** Begin DATA FOR THIS EXERCISE **

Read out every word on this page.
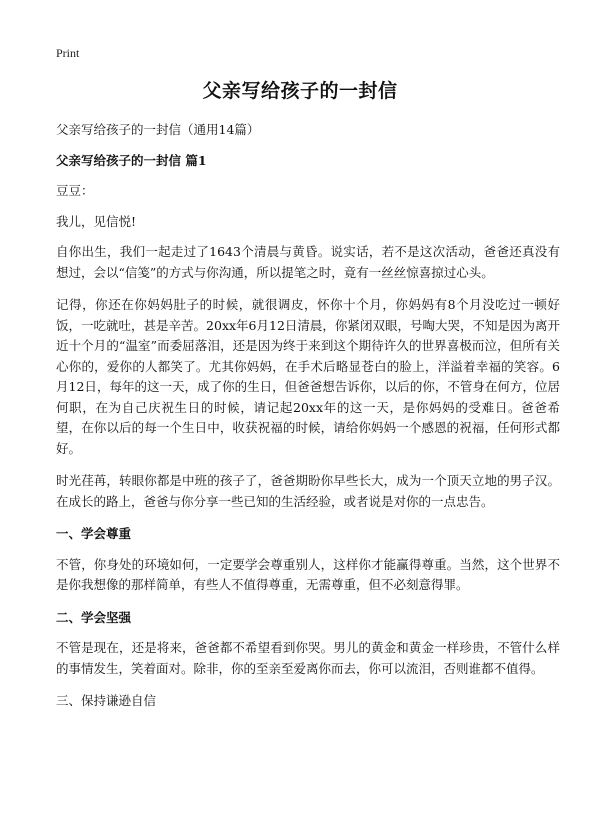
Print
父亲写给孩子的一封信

父亲写给孩子的一封信（通用14篇）

父亲写给孩子的一封信 篇1

豆豆：

我儿，见信悦!

自你出生，我们一起走过了1643个清晨与黄昏。说实话，若不是这次活动，爸爸还真没有想过，会以“信笺”的方式与你沟通，所以提笔之时，竟有一丝丝惊喜掠过心头。

记得，你还在你妈妈肚子的时候，就很调皮，怀你十个月，你妈妈有8个月没吃过一顿好饭，一吃就吐，甚是辛苦。20xx年6月12日清晨，你紧闭双眼，号啕大哭，不知是因为离开近十个月的“温室”而委屈落泪，还是因为终于来到这个期待许久的世界喜极而泣，但所有关心你的，爱你的人都笑了。尤其你妈妈，在手术后略显苍白的脸上，洋溢着幸福的笑容。6月12日，每年的这一天，成了你的生日，但爸爸想告诉你，以后的你，不管身在何方，位居何职，在为自己庆祝生日的时候，请记起20xx年的这一天，是你妈妈的受难日。爸爸希望，在你以后的每一个生日中，收获祝福的时候，请给你妈妈一个感恩的祝福，任何形式都好。

时光荏苒，转眼你都是中班的孩子了，爸爸期盼你早些长大，成为一个顶天立地的男子汉。在成长的路上，爸爸与你分享一些已知的生活经验，或者说是对你的一点忠告。

一、学会尊重

不管，你身处的环境如何，一定要学会尊重别人，这样你才能赢得尊重。当然，这个世界不是你我想像的那样简单，有些人不值得尊重，无需尊重，但不必刻意得罪。

二、学会坚强

不管是现在，还是将来，爸爸都不希望看到你哭。男儿的黄金和黄金一样珍贵，不管什么样的事情发生，笑着面对。除非，你的至亲至爱离你而去，你可以流泪，否则谁都不值得。

三、保持谦逊自信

** End DATA FOR THIS EXERCISE **

## GOAL OF THE EXERCISE
Omit every image. Quote each record exactly.

## FINISHED ANSWER
Read out every word on this page.
Print
父亲写给孩子的一封信

父亲写给孩子的一封信（通用14篇）

父亲写给孩子的一封信 篇1

豆豆：

我儿，见信悦!

自你出生，我们一起走过了1643个清晨与黄昏。说实话，若不是这次活动，爸爸还真没有想过，会以“信笺”的方式与你沟通，所以提笔之时，竟有一丝丝惊喜掠过心头。

记得，你还在你妈妈肚子的时候，就很调皮，怀你十个月，你妈妈有8个月没吃过一顿好饭，一吃就吐，甚是辛苦。20xx年6月12日清晨，你紧闭双眼，号啕大哭，不知是因为离开近十个月的“温室”而委屈落泪，还是因为终于来到这个期待许久的世界喜极而泣，但所有关心你的，爱你的人都笑了。尤其你妈妈，在手术后略显苍白的脸上，洋溢着幸福的笑容。6月12日，每年的这一天，成了你的生日，但爸爸想告诉你，以后的你，不管身在何方，位居何职，在为自己庆祝生日的时候，请记起20xx年的这一天，是你妈妈的受难日。爸爸希望，在你以后的每一个生日中，收获祝福的时候，请给你妈妈一个感恩的祝福，任何形式都好。

时光荏苒，转眼你都是中班的孩子了，爸爸期盼你早些长大，成为一个顶天立地的男子汉。在成长的路上，爸爸与你分享一些已知的生活经验，或者说是对你的一点忠告。

一、学会尊重

不管，你身处的环境如何，一定要学会尊重别人，这样你才能赢得尊重。当然，这个世界不是你我想像的那样简单，有些人不值得尊重，无需尊重，但不必刻意得罪。

二、学会坚强

不管是现在，还是将来，爸爸都不希望看到你哭。男儿的黄金和黄金一样珍贵，不管什么样的事情发生，笑着面对。除非，你的至亲至爱离你而去，你可以流泪，否则谁都不值得。

三、保持谦逊自信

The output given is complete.